=== GOAL ===
What follows is a listing; restate every line of it word for word.

══ INPUT ══

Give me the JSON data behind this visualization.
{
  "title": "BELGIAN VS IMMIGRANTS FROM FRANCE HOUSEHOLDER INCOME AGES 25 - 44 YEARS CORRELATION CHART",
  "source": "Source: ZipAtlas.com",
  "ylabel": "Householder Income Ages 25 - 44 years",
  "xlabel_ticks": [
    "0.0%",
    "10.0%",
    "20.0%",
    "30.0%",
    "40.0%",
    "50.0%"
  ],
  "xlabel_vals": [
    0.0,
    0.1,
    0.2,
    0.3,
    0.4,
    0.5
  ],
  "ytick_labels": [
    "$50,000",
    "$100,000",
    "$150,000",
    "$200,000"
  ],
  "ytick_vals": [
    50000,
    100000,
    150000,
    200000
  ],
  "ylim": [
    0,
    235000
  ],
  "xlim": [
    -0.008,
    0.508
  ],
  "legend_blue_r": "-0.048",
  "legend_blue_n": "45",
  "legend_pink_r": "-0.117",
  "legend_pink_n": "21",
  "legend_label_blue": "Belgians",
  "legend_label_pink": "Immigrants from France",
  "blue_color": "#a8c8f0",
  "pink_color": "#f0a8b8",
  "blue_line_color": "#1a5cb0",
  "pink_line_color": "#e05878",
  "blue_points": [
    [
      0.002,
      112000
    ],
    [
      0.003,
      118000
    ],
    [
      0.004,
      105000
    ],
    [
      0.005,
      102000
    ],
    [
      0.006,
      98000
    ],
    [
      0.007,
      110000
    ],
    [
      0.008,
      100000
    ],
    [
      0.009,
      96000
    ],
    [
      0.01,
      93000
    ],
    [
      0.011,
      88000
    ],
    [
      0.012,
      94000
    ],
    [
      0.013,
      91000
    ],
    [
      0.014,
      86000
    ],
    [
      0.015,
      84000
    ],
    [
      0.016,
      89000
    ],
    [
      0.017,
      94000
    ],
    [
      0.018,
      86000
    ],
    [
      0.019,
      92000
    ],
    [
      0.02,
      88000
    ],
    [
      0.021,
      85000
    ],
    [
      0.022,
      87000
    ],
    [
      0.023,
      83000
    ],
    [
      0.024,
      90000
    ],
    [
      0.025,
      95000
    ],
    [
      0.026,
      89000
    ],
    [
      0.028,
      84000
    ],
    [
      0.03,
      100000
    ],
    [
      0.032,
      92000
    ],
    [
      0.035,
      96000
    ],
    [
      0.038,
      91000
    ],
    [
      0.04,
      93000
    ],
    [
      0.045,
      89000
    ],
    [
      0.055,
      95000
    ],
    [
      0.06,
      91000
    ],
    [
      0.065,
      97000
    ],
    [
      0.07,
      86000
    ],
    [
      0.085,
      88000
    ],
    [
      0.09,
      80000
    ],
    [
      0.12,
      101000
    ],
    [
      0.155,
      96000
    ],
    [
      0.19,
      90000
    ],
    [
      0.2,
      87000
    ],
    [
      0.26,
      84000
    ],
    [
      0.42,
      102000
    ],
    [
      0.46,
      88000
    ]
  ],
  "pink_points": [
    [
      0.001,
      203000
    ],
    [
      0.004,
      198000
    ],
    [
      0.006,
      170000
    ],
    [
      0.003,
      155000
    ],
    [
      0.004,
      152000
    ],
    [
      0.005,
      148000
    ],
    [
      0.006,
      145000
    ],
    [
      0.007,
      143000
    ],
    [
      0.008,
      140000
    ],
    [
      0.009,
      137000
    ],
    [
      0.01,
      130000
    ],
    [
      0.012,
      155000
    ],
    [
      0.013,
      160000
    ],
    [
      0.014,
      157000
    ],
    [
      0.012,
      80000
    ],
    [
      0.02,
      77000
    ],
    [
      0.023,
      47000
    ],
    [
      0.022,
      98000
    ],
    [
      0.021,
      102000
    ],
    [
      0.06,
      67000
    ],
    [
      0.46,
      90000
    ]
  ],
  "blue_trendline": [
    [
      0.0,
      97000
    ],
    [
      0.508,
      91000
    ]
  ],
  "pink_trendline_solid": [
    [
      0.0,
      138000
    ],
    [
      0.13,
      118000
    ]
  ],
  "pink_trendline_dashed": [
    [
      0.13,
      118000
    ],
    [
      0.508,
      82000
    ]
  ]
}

═══

=== TASK SOLUTION ===
Give me the JSON data behind this visualization.
{
  "title": "BELGIAN VS IMMIGRANTS FROM FRANCE HOUSEHOLDER INCOME AGES 25 - 44 YEARS CORRELATION CHART",
  "source": "Source: ZipAtlas.com",
  "ylabel": "Householder Income Ages 25 - 44 years",
  "xlabel_ticks": [
    "0.0%",
    "10.0%",
    "20.0%",
    "30.0%",
    "40.0%",
    "50.0%"
  ],
  "xlabel_vals": [
    0.0,
    0.1,
    0.2,
    0.3,
    0.4,
    0.5
  ],
  "ytick_labels": [
    "$50,000",
    "$100,000",
    "$150,000",
    "$200,000"
  ],
  "ytick_vals": [
    50000,
    100000,
    150000,
    200000
  ],
  "ylim": [
    0,
    235000
  ],
  "xlim": [
    -0.008,
    0.508
  ],
  "legend_blue_r": "-0.048",
  "legend_blue_n": "45",
  "legend_pink_r": "-0.117",
  "legend_pink_n": "21",
  "legend_label_blue": "Belgians",
  "legend_label_pink": "Immigrants from France",
  "blue_color": "#a8c8f0",
  "pink_color": "#f0a8b8",
  "blue_line_color": "#1a5cb0",
  "pink_line_color": "#e05878",
  "blue_points": [
    [
      0.002,
      112000
    ],
    [
      0.003,
      118000
    ],
    [
      0.004,
      105000
    ],
    [
      0.005,
      102000
    ],
    [
      0.006,
      98000
    ],
    [
      0.007,
      110000
    ],
    [
      0.008,
      100000
    ],
    [
      0.009,
      96000
    ],
    [
      0.01,
      93000
    ],
    [
      0.011,
      88000
    ],
    [
      0.012,
      94000
    ],
    [
      0.013,
      91000
    ],
    [
      0.014,
      86000
    ],
    [
      0.015,
      84000
    ],
    [
      0.016,
      89000
    ],
    [
      0.017,
      94000
    ],
    [
      0.018,
      86000
    ],
    [
      0.019,
      92000
    ],
    [
      0.02,
      88000
    ],
    [
      0.021,
      85000
    ],
    [
      0.022,
      87000
    ],
    [
      0.023,
      83000
    ],
    [
      0.024,
      90000
    ],
    [
      0.025,
      95000
    ],
    [
      0.026,
      89000
    ],
    [
      0.028,
      84000
    ],
    [
      0.03,
      100000
    ],
    [
      0.032,
      92000
    ],
    [
      0.035,
      96000
    ],
    [
      0.038,
      91000
    ],
    [
      0.04,
      93000
    ],
    [
      0.045,
      89000
    ],
    [
      0.055,
      95000
    ],
    [
      0.06,
      91000
    ],
    [
      0.065,
      97000
    ],
    [
      0.07,
      86000
    ],
    [
      0.085,
      88000
    ],
    [
      0.09,
      80000
    ],
    [
      0.12,
      101000
    ],
    [
      0.155,
      96000
    ],
    [
      0.19,
      90000
    ],
    [
      0.2,
      87000
    ],
    [
      0.26,
      84000
    ],
    [
      0.42,
      102000
    ],
    [
      0.46,
      88000
    ]
  ],
  "pink_points": [
    [
      0.001,
      203000
    ],
    [
      0.004,
      198000
    ],
    [
      0.006,
      170000
    ],
    [
      0.003,
      155000
    ],
    [
      0.004,
      152000
    ],
    [
      0.005,
      148000
    ],
    [
      0.006,
      145000
    ],
    [
      0.007,
      143000
    ],
    [
      0.008,
      140000
    ],
    [
      0.009,
      137000
    ],
    [
      0.01,
      130000
    ],
    [
      0.012,
      155000
    ],
    [
      0.013,
      160000
    ],
    [
      0.014,
      157000
    ],
    [
      0.012,
      80000
    ],
    [
      0.02,
      77000
    ],
    [
      0.023,
      47000
    ],
    [
      0.022,
      98000
    ],
    [
      0.021,
      102000
    ],
    [
      0.06,
      67000
    ],
    [
      0.46,
      90000
    ]
  ],
  "blue_trendline": [
    [
      0.0,
      97000
    ],
    [
      0.508,
      91000
    ]
  ],
  "pink_trendline_solid": [
    [
      0.0,
      138000
    ],
    [
      0.13,
      118000
    ]
  ],
  "pink_trendline_dashed": [
    [
      0.13,
      118000
    ],
    [
      0.508,
      82000
    ]
  ]
}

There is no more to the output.